Exclude any images and output the remaining records exactly.

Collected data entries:
>>>>

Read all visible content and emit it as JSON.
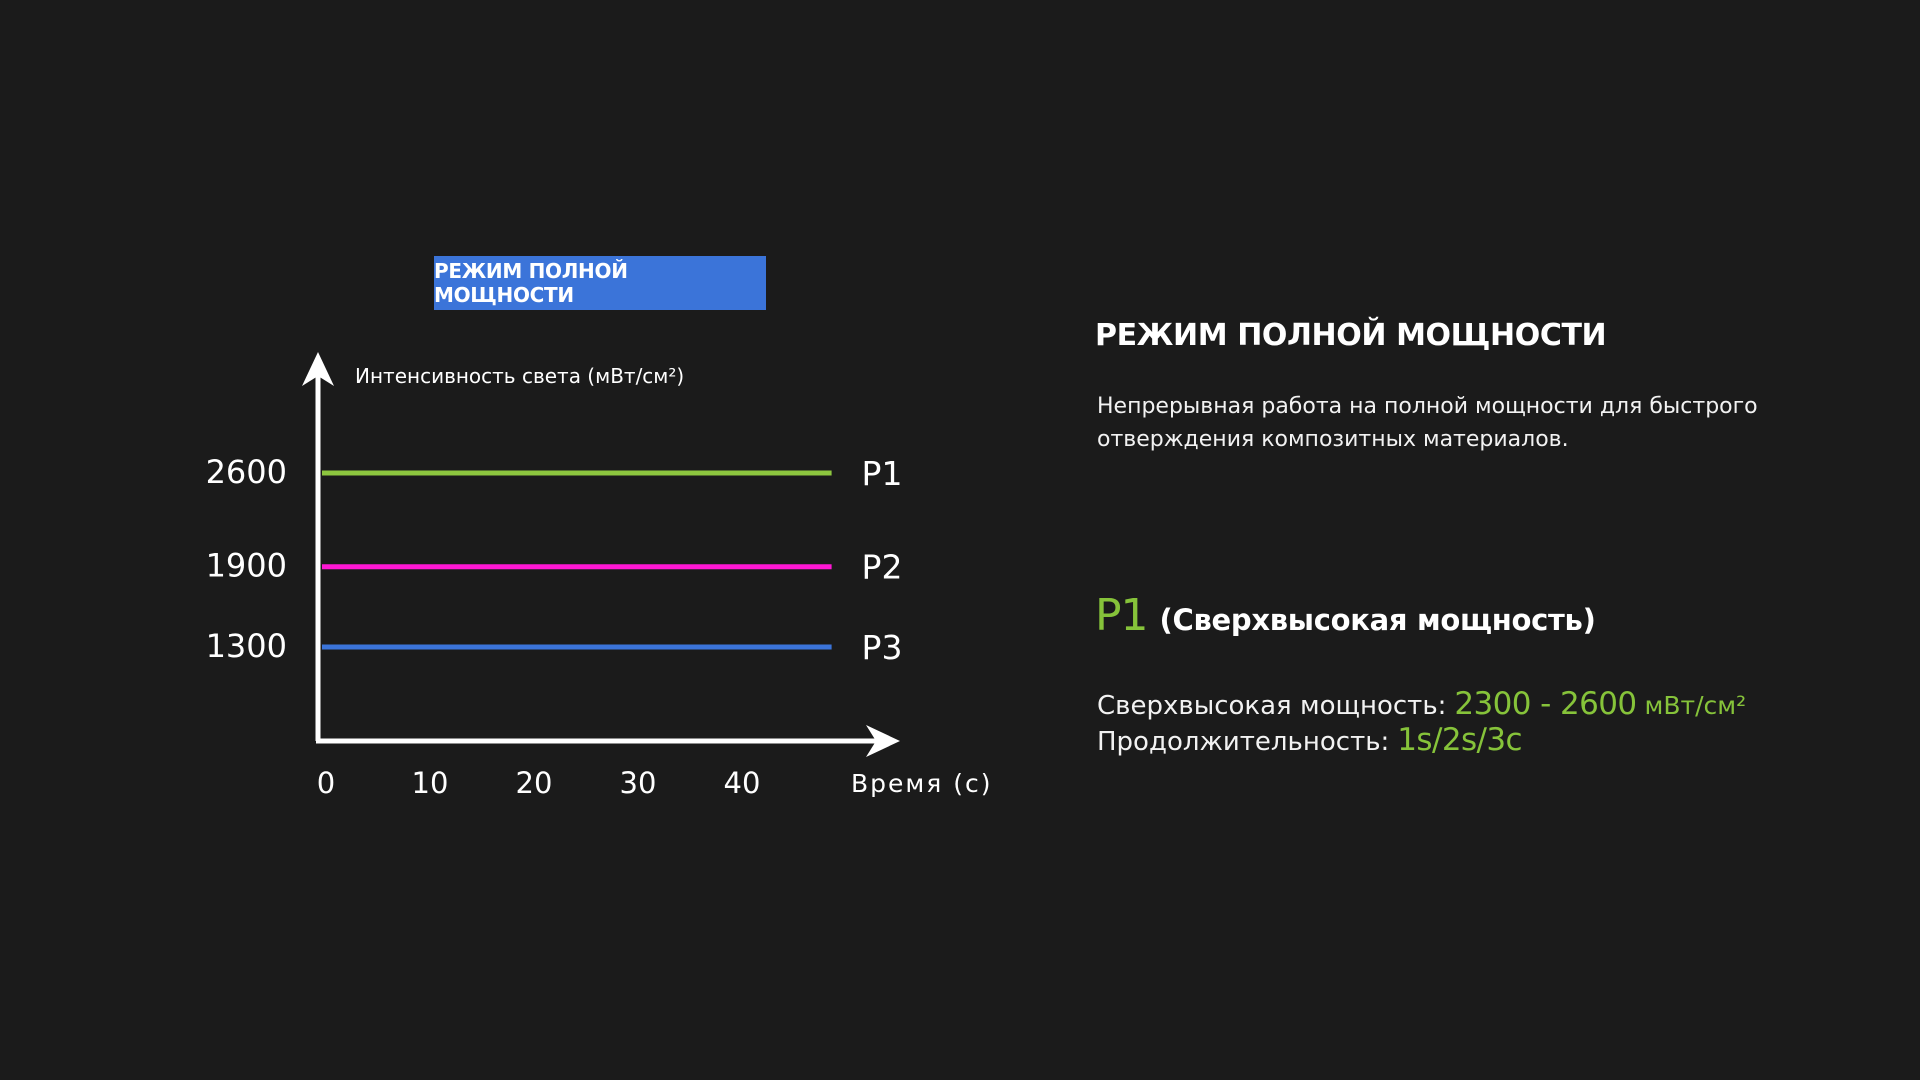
{
  "badge": {
    "label": "РЕЖИМ ПОЛНОЙ МОЩНОСТИ"
  },
  "chart_data": {
    "type": "line",
    "ylabel": "Интенсивность света (мВт/см²)",
    "xlabel": "Время (с)",
    "x_ticks": [
      "0",
      "10",
      "20",
      "30",
      "40"
    ],
    "y_ticks": [
      "2600",
      "1900",
      "1300"
    ],
    "xlim": [
      0,
      50
    ],
    "ylim": [
      600,
      3000
    ],
    "grid": false,
    "series": [
      {
        "name": "P1",
        "color": "#8dc63f",
        "x": [
          0,
          49
        ],
        "y": [
          2600,
          2600
        ]
      },
      {
        "name": "P2",
        "color": "#ff17d4",
        "x": [
          0,
          49
        ],
        "y": [
          1900,
          1900
        ]
      },
      {
        "name": "P3",
        "color": "#3b74d9",
        "x": [
          0,
          49
        ],
        "y": [
          1300,
          1300
        ]
      }
    ]
  },
  "info": {
    "title": "РЕЖИМ ПОЛНОЙ МОЩНОСТИ",
    "description": "Непрерывная работа на полной мощности для быстрого отверждения композитных материалов.",
    "mode_code": "P1",
    "mode_name": "(Сверхвысокая мощность)",
    "power_label": "Сверхвысокая мощность:",
    "power_value": "2300 - 2600",
    "power_unit": "мВт/см²",
    "duration_label": "Продолжительность:",
    "duration_value": "1s/2s/3c"
  },
  "colors": {
    "background": "#1b1b1b",
    "accent_green": "#86c33a",
    "accent_blue": "#3b74d9",
    "accent_magenta": "#ff17d4"
  }
}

<<<<

Exercise solution:
Read all visible content and emit it as JSON.
{
  "badge": {
    "label": "РЕЖИМ ПОЛНОЙ МОЩНОСТИ"
  },
  "chart_data": {
    "type": "line",
    "ylabel": "Интенсивность света (мВт/см²)",
    "xlabel": "Время (с)",
    "x_ticks": [
      "0",
      "10",
      "20",
      "30",
      "40"
    ],
    "y_ticks": [
      "2600",
      "1900",
      "1300"
    ],
    "xlim": [
      0,
      50
    ],
    "ylim": [
      600,
      3000
    ],
    "grid": false,
    "series": [
      {
        "name": "P1",
        "color": "#8dc63f",
        "x": [
          0,
          49
        ],
        "y": [
          2600,
          2600
        ]
      },
      {
        "name": "P2",
        "color": "#ff17d4",
        "x": [
          0,
          49
        ],
        "y": [
          1900,
          1900
        ]
      },
      {
        "name": "P3",
        "color": "#3b74d9",
        "x": [
          0,
          49
        ],
        "y": [
          1300,
          1300
        ]
      }
    ]
  },
  "info": {
    "title": "РЕЖИМ ПОЛНОЙ МОЩНОСТИ",
    "description": "Непрерывная работа на полной мощности для быстрого отверждения композитных материалов.",
    "mode_code": "P1",
    "mode_name": "(Сверхвысокая мощность)",
    "power_label": "Сверхвысокая мощность:",
    "power_value": "2300 - 2600",
    "power_unit": "мВт/см²",
    "duration_label": "Продолжительность:",
    "duration_value": "1s/2s/3c"
  },
  "colors": {
    "background": "#1b1b1b",
    "accent_green": "#86c33a",
    "accent_blue": "#3b74d9",
    "accent_magenta": "#ff17d4"
  }
}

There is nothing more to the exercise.